-- BEGIN Stored rows --
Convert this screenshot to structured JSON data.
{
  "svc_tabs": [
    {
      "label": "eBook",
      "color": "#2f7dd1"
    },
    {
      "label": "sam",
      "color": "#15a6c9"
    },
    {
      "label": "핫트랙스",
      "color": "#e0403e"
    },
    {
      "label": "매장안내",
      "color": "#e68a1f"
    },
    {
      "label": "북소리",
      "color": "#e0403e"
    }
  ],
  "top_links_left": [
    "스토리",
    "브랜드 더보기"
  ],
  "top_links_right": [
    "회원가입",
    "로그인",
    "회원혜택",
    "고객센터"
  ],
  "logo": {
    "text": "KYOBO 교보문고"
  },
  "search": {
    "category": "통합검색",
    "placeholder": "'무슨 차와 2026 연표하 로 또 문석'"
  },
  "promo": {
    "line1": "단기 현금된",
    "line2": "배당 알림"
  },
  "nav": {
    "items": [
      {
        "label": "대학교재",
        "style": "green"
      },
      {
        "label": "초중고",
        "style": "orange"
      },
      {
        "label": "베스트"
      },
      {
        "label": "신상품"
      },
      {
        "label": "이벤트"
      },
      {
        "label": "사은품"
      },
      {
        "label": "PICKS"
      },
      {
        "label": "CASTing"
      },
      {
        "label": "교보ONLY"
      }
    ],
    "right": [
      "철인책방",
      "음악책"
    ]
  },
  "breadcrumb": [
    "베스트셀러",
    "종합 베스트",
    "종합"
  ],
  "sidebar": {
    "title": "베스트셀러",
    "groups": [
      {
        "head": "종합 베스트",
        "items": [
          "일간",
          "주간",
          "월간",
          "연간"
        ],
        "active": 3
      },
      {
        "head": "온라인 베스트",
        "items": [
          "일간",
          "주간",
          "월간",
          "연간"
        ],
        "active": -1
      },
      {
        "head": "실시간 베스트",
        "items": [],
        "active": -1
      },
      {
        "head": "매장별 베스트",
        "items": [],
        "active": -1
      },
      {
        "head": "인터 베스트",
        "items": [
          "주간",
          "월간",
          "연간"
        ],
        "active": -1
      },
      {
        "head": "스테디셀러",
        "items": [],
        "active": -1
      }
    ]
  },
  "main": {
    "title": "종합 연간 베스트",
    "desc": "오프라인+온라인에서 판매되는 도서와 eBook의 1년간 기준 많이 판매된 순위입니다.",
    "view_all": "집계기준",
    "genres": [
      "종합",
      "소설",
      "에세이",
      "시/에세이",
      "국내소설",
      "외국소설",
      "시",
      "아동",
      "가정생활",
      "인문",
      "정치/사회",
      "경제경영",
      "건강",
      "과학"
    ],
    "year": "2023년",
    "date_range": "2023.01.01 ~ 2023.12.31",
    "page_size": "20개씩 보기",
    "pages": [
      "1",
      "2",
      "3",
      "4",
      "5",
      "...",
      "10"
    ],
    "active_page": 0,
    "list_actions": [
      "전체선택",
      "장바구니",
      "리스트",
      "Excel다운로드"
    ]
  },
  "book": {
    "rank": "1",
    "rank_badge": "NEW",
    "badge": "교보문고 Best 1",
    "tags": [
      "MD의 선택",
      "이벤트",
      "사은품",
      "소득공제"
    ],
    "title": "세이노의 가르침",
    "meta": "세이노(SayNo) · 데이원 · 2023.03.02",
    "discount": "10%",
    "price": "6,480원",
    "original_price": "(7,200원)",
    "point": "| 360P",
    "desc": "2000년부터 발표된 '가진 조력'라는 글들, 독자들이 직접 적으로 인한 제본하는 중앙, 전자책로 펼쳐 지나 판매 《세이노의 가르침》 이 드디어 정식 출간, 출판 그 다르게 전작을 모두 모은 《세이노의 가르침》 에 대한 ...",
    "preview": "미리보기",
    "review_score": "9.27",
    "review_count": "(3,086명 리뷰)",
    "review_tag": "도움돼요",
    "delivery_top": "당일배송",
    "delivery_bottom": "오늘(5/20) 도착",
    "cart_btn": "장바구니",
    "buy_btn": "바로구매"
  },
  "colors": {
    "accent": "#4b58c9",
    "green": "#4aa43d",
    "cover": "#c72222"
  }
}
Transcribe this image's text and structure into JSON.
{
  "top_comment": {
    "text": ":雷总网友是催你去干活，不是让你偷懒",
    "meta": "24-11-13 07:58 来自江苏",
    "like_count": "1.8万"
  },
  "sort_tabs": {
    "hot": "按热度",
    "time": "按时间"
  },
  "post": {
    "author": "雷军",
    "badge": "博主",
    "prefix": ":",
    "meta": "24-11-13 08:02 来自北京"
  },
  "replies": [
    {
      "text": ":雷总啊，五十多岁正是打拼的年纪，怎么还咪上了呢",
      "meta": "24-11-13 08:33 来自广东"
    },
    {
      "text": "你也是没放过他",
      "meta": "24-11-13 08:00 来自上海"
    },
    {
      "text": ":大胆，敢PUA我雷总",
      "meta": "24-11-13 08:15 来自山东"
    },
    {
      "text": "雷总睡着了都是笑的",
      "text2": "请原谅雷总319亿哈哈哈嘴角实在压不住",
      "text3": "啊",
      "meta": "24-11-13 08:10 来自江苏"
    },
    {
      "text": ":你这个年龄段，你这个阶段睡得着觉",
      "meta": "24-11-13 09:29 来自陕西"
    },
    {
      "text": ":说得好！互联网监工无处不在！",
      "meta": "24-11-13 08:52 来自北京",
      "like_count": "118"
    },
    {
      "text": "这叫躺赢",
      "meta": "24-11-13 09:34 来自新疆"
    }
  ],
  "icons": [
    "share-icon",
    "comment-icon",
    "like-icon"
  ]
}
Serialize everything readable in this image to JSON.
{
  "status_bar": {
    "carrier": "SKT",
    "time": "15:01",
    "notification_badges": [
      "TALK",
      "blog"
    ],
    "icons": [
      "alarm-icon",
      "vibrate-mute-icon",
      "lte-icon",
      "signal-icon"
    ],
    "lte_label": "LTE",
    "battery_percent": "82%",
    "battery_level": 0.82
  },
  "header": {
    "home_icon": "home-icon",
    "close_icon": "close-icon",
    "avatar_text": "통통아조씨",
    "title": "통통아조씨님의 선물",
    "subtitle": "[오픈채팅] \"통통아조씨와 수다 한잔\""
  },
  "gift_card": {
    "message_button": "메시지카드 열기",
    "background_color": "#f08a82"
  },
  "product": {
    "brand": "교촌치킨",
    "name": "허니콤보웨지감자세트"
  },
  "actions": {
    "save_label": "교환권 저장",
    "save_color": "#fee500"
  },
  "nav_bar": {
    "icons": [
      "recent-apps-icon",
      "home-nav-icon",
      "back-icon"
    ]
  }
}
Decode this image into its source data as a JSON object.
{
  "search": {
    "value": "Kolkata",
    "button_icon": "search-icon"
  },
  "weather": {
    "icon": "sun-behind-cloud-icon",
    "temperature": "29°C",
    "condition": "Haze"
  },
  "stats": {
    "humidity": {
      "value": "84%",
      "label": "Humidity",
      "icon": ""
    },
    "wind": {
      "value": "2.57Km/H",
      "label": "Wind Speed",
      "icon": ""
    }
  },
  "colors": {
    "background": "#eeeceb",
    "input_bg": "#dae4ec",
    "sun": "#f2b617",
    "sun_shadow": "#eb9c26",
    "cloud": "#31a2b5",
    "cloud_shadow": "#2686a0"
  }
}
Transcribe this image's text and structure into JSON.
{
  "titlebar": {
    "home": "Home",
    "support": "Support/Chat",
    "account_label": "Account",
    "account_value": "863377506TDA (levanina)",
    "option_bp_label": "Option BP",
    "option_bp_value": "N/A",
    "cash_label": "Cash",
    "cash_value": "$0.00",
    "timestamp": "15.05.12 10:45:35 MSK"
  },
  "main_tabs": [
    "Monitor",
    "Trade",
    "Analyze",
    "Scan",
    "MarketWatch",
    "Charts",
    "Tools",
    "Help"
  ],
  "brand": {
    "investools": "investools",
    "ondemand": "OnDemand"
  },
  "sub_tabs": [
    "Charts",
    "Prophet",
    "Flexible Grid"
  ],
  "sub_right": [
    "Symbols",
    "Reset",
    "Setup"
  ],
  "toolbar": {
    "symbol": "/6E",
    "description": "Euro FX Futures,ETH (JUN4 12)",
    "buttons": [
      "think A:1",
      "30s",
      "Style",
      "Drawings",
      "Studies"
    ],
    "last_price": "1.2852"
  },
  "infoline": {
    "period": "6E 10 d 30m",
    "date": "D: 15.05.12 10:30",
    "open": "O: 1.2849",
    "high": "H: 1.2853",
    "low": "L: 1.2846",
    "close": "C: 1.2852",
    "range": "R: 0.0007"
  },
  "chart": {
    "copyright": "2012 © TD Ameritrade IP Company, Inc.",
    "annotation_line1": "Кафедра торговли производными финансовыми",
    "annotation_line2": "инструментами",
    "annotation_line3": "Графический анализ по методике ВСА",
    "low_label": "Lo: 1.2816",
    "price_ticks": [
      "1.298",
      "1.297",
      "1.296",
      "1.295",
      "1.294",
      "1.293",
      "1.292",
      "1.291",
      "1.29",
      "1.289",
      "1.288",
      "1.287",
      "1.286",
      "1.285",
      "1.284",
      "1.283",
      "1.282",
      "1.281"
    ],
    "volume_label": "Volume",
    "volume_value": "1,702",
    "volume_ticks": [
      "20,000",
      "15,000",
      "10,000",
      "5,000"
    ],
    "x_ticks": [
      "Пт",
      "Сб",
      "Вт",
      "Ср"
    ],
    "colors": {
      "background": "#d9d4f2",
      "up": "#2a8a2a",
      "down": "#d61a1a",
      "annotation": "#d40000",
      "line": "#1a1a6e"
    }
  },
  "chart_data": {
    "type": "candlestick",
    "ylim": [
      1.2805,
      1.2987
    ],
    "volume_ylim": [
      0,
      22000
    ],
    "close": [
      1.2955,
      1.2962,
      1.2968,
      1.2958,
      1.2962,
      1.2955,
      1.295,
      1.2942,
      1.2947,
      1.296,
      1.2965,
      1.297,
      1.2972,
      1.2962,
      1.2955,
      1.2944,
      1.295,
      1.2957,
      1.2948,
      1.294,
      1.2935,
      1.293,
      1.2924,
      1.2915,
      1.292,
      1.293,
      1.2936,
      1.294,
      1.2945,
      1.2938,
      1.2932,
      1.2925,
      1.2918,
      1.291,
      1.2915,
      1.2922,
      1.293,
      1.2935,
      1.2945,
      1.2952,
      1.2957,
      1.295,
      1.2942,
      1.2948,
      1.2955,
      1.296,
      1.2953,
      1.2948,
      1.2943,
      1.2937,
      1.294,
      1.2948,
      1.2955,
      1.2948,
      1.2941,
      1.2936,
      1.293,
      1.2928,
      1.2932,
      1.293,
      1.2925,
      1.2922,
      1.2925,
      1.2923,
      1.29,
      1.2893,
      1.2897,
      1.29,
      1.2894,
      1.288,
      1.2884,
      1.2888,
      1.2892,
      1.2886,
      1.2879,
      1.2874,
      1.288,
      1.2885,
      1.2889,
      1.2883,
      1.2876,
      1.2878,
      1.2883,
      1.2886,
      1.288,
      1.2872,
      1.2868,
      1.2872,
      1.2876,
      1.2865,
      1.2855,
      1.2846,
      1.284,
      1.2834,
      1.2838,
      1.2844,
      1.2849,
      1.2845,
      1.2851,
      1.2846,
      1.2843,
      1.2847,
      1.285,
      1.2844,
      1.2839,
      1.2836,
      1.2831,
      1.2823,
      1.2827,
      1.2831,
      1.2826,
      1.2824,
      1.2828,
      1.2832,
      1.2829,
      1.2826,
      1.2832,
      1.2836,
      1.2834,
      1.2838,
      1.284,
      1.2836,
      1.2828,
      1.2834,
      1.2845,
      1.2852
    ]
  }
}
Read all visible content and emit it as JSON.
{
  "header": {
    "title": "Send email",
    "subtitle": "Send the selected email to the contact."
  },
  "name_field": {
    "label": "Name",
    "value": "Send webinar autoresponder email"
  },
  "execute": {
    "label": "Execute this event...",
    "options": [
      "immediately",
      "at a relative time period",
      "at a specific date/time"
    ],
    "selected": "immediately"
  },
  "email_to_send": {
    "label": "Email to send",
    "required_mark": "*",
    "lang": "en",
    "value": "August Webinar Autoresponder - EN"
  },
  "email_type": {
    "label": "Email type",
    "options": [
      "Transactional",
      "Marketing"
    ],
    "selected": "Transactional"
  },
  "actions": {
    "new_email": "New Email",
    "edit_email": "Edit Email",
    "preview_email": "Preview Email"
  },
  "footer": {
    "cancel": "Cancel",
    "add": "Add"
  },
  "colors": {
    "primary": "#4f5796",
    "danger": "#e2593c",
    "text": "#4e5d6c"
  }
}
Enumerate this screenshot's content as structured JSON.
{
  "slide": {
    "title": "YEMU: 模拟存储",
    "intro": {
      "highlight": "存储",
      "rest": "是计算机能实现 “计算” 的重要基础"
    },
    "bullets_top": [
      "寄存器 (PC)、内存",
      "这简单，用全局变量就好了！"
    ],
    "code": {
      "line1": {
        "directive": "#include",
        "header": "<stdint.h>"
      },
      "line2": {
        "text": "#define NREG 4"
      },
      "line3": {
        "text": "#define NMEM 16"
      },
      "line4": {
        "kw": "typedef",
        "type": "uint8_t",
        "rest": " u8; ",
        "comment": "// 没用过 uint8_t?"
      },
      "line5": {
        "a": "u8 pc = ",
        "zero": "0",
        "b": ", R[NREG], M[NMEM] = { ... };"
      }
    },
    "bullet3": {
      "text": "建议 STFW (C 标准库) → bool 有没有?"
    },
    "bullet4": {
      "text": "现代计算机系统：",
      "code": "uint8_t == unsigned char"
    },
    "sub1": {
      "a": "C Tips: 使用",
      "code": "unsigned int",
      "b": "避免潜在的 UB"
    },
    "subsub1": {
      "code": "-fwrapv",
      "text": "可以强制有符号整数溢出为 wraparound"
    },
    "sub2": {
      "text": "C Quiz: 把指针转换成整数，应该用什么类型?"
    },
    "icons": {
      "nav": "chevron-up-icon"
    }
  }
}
-- END Stored rows --
**Exercise directions:** Find the string "来自江苏" in the records, then copy each line where it occurs.

**Exercise output:**
    "meta": "24-11-13 07:58 来自江苏",
      "meta": "24-11-13 08:10 来自江苏"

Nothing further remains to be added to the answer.